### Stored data
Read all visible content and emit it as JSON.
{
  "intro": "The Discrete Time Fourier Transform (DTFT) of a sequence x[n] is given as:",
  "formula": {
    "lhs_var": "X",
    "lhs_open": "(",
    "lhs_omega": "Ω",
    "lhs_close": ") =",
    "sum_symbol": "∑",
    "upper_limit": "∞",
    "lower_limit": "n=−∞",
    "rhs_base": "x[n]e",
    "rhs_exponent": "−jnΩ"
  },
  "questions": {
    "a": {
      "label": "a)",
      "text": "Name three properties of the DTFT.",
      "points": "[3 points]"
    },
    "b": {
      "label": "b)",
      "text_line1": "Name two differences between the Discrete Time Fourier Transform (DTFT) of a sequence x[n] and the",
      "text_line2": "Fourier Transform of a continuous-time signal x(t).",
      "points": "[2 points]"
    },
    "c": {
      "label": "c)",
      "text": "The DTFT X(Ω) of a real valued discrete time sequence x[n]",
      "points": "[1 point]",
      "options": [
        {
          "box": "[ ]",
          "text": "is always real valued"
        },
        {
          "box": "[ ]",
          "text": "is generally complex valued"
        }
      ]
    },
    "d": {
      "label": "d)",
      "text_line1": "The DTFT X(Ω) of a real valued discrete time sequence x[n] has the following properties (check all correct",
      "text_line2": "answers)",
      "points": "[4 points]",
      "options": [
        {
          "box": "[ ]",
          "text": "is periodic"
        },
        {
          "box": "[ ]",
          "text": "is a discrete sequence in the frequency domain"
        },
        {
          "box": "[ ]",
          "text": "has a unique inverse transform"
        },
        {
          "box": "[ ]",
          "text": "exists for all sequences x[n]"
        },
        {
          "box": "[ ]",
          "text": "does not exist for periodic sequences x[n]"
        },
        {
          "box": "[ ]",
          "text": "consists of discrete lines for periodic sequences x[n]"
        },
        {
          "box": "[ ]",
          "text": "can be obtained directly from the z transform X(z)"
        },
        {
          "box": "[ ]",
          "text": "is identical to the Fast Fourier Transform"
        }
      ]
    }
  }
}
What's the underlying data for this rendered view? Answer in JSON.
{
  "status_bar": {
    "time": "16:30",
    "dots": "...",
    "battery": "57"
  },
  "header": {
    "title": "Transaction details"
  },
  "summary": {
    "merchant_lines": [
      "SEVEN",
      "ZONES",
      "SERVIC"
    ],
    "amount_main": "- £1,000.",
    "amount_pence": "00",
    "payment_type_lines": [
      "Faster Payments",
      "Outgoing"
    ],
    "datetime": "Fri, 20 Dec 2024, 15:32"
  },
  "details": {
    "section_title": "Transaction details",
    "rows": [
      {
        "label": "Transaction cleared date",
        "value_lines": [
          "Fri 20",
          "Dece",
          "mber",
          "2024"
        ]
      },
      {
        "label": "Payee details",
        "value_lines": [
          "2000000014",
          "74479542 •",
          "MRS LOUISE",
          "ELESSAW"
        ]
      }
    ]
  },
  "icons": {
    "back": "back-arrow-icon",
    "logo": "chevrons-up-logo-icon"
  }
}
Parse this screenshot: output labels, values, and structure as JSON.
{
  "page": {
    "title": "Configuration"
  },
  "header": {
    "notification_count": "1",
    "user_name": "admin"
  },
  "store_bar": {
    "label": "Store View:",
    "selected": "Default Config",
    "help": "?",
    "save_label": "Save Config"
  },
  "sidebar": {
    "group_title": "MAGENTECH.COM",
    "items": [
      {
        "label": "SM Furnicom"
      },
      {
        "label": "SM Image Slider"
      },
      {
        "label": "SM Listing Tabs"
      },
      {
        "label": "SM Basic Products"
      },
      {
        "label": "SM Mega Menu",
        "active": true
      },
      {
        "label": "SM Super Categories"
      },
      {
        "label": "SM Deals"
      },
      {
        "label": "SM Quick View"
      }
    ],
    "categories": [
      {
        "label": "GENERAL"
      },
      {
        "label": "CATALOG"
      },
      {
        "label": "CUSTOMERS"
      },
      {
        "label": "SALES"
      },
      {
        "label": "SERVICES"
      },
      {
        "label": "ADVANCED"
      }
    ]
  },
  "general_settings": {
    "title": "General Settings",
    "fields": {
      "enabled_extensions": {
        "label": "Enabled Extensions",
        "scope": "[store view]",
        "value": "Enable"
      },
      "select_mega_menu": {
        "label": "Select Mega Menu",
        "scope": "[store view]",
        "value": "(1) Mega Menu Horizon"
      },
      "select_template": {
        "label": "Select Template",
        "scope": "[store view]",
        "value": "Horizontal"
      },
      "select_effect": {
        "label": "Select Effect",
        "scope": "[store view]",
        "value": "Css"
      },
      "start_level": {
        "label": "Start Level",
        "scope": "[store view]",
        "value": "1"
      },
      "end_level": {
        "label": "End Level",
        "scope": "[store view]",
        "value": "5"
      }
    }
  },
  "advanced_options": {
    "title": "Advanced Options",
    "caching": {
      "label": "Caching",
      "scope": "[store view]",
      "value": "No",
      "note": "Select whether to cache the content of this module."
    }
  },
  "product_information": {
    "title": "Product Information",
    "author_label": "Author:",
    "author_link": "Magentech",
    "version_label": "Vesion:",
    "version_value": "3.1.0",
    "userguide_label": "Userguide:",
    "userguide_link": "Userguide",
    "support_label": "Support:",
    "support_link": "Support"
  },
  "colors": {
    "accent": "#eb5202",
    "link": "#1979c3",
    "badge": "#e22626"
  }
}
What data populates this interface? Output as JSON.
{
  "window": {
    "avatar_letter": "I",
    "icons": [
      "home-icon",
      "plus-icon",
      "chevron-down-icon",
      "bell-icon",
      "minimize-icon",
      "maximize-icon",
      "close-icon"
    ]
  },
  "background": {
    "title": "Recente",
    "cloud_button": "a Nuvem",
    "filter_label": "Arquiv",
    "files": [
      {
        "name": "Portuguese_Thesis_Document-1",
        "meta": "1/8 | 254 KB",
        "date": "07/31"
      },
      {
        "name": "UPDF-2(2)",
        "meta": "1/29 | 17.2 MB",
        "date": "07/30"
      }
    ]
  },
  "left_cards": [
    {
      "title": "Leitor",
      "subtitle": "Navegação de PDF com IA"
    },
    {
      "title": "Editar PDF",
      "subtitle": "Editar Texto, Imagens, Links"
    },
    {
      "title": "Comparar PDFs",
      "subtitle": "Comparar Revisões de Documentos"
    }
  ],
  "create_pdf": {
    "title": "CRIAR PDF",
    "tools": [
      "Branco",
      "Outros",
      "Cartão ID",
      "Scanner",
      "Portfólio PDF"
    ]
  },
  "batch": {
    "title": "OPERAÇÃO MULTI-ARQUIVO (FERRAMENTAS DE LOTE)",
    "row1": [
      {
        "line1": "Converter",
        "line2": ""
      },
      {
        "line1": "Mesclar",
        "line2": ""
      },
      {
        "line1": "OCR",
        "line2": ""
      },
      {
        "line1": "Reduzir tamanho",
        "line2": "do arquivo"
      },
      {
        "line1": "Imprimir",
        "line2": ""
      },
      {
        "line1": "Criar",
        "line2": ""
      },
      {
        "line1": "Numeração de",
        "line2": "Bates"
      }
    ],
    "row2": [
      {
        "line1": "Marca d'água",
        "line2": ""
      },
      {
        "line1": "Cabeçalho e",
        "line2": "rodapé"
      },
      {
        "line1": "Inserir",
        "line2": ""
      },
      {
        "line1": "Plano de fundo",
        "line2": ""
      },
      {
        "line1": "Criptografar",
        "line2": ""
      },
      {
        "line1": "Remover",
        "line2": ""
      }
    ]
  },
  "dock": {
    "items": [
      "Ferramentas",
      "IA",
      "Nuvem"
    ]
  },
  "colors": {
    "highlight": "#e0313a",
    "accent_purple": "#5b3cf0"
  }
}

### To be done
Return all the data exactly as given.

### Answer for this exercise
Read all visible content and emit it as JSON.
{
  "intro": "The Discrete Time Fourier Transform (DTFT) of a sequence x[n] is given as:",
  "formula": {
    "lhs_var": "X",
    "lhs_open": "(",
    "lhs_omega": "Ω",
    "lhs_close": ") =",
    "sum_symbol": "∑",
    "upper_limit": "∞",
    "lower_limit": "n=−∞",
    "rhs_base": "x[n]e",
    "rhs_exponent": "−jnΩ"
  },
  "questions": {
    "a": {
      "label": "a)",
      "text": "Name three properties of the DTFT.",
      "points": "[3 points]"
    },
    "b": {
      "label": "b)",
      "text_line1": "Name two differences between the Discrete Time Fourier Transform (DTFT) of a sequence x[n] and the",
      "text_line2": "Fourier Transform of a continuous-time signal x(t).",
      "points": "[2 points]"
    },
    "c": {
      "label": "c)",
      "text": "The DTFT X(Ω) of a real valued discrete time sequence x[n]",
      "points": "[1 point]",
      "options": [
        {
          "box": "[ ]",
          "text": "is always real valued"
        },
        {
          "box": "[ ]",
          "text": "is generally complex valued"
        }
      ]
    },
    "d": {
      "label": "d)",
      "text_line1": "The DTFT X(Ω) of a real valued discrete time sequence x[n] has the following properties (check all correct",
      "text_line2": "answers)",
      "points": "[4 points]",
      "options": [
        {
          "box": "[ ]",
          "text": "is periodic"
        },
        {
          "box": "[ ]",
          "text": "is a discrete sequence in the frequency domain"
        },
        {
          "box": "[ ]",
          "text": "has a unique inverse transform"
        },
        {
          "box": "[ ]",
          "text": "exists for all sequences x[n]"
        },
        {
          "box": "[ ]",
          "text": "does not exist for periodic sequences x[n]"
        },
        {
          "box": "[ ]",
          "text": "consists of discrete lines for periodic sequences x[n]"
        },
        {
          "box": "[ ]",
          "text": "can be obtained directly from the z transform X(z)"
        },
        {
          "box": "[ ]",
          "text": "is identical to the Fast Fourier Transform"
        }
      ]
    }
  }
}
What's the underlying data for this rendered view? Answer in JSON.
{
  "status_bar": {
    "time": "16:30",
    "dots": "...",
    "battery": "57"
  },
  "header": {
    "title": "Transaction details"
  },
  "summary": {
    "merchant_lines": [
      "SEVEN",
      "ZONES",
      "SERVIC"
    ],
    "amount_main": "- £1,000.",
    "amount_pence": "00",
    "payment_type_lines": [
      "Faster Payments",
      "Outgoing"
    ],
    "datetime": "Fri, 20 Dec 2024, 15:32"
  },
  "details": {
    "section_title": "Transaction details",
    "rows": [
      {
        "label": "Transaction cleared date",
        "value_lines": [
          "Fri 20",
          "Dece",
          "mber",
          "2024"
        ]
      },
      {
        "label": "Payee details",
        "value_lines": [
          "2000000014",
          "74479542 •",
          "MRS LOUISE",
          "ELESSAW"
        ]
      }
    ]
  },
  "icons": {
    "back": "back-arrow-icon",
    "logo": "chevrons-up-logo-icon"
  }
}
Parse this screenshot: output labels, values, and structure as JSON.
{
  "page": {
    "title": "Configuration"
  },
  "header": {
    "notification_count": "1",
    "user_name": "admin"
  },
  "store_bar": {
    "label": "Store View:",
    "selected": "Default Config",
    "help": "?",
    "save_label": "Save Config"
  },
  "sidebar": {
    "group_title": "MAGENTECH.COM",
    "items": [
      {
        "label": "SM Furnicom"
      },
      {
        "label": "SM Image Slider"
      },
      {
        "label": "SM Listing Tabs"
      },
      {
        "label": "SM Basic Products"
      },
      {
        "label": "SM Mega Menu",
        "active": true
      },
      {
        "label": "SM Super Categories"
      },
      {
        "label": "SM Deals"
      },
      {
        "label": "SM Quick View"
      }
    ],
    "categories": [
      {
        "label": "GENERAL"
      },
      {
        "label": "CATALOG"
      },
      {
        "label": "CUSTOMERS"
      },
      {
        "label": "SALES"
      },
      {
        "label": "SERVICES"
      },
      {
        "label": "ADVANCED"
      }
    ]
  },
  "general_settings": {
    "title": "General Settings",
    "fields": {
      "enabled_extensions": {
        "label": "Enabled Extensions",
        "scope": "[store view]",
        "value": "Enable"
      },
      "select_mega_menu": {
        "label": "Select Mega Menu",
        "scope": "[store view]",
        "value": "(1) Mega Menu Horizon"
      },
      "select_template": {
        "label": "Select Template",
        "scope": "[store view]",
        "value": "Horizontal"
      },
      "select_effect": {
        "label": "Select Effect",
        "scope": "[store view]",
        "value": "Css"
      },
      "start_level": {
        "label": "Start Level",
        "scope": "[store view]",
        "value": "1"
      },
      "end_level": {
        "label": "End Level",
        "scope": "[store view]",
        "value": "5"
      }
    }
  },
  "advanced_options": {
    "title": "Advanced Options",
    "caching": {
      "label": "Caching",
      "scope": "[store view]",
      "value": "No",
      "note": "Select whether to cache the content of this module."
    }
  },
  "product_information": {
    "title": "Product Information",
    "author_label": "Author:",
    "author_link": "Magentech",
    "version_label": "Vesion:",
    "version_value": "3.1.0",
    "userguide_label": "Userguide:",
    "userguide_link": "Userguide",
    "support_label": "Support:",
    "support_link": "Support"
  },
  "colors": {
    "accent": "#eb5202",
    "link": "#1979c3",
    "badge": "#e22626"
  }
}
What data populates this interface? Output as JSON.
{
  "window": {
    "avatar_letter": "I",
    "icons": [
      "home-icon",
      "plus-icon",
      "chevron-down-icon",
      "bell-icon",
      "minimize-icon",
      "maximize-icon",
      "close-icon"
    ]
  },
  "background": {
    "title": "Recente",
    "cloud_button": "a Nuvem",
    "filter_label": "Arquiv",
    "files": [
      {
        "name": "Portuguese_Thesis_Document-1",
        "meta": "1/8 | 254 KB",
        "date": "07/31"
      },
      {
        "name": "UPDF-2(2)",
        "meta": "1/29 | 17.2 MB",
        "date": "07/30"
      }
    ]
  },
  "left_cards": [
    {
      "title": "Leitor",
      "subtitle": "Navegação de PDF com IA"
    },
    {
      "title": "Editar PDF",
      "subtitle": "Editar Texto, Imagens, Links"
    },
    {
      "title": "Comparar PDFs",
      "subtitle": "Comparar Revisões de Documentos"
    }
  ],
  "create_pdf": {
    "title": "CRIAR PDF",
    "tools": [
      "Branco",
      "Outros",
      "Cartão ID",
      "Scanner",
      "Portfólio PDF"
    ]
  },
  "batch": {
    "title": "OPERAÇÃO MULTI-ARQUIVO (FERRAMENTAS DE LOTE)",
    "row1": [
      {
        "line1": "Converter",
        "line2": ""
      },
      {
        "line1": "Mesclar",
        "line2": ""
      },
      {
        "line1": "OCR",
        "line2": ""
      },
      {
        "line1": "Reduzir tamanho",
        "line2": "do arquivo"
      },
      {
        "line1": "Imprimir",
        "line2": ""
      },
      {
        "line1": "Criar",
        "line2": ""
      },
      {
        "line1": "Numeração de",
        "line2": "Bates"
      }
    ],
    "row2": [
      {
        "line1": "Marca d'água",
        "line2": ""
      },
      {
        "line1": "Cabeçalho e",
        "line2": "rodapé"
      },
      {
        "line1": "Inserir",
        "line2": ""
      },
      {
        "line1": "Plano de fundo",
        "line2": ""
      },
      {
        "line1": "Criptografar",
        "line2": ""
      },
      {
        "line1": "Remover",
        "line2": ""
      }
    ]
  },
  "dock": {
    "items": [
      "Ferramentas",
      "IA",
      "Nuvem"
    ]
  },
  "colors": {
    "highlight": "#e0313a",
    "accent_purple": "#5b3cf0"
  }
}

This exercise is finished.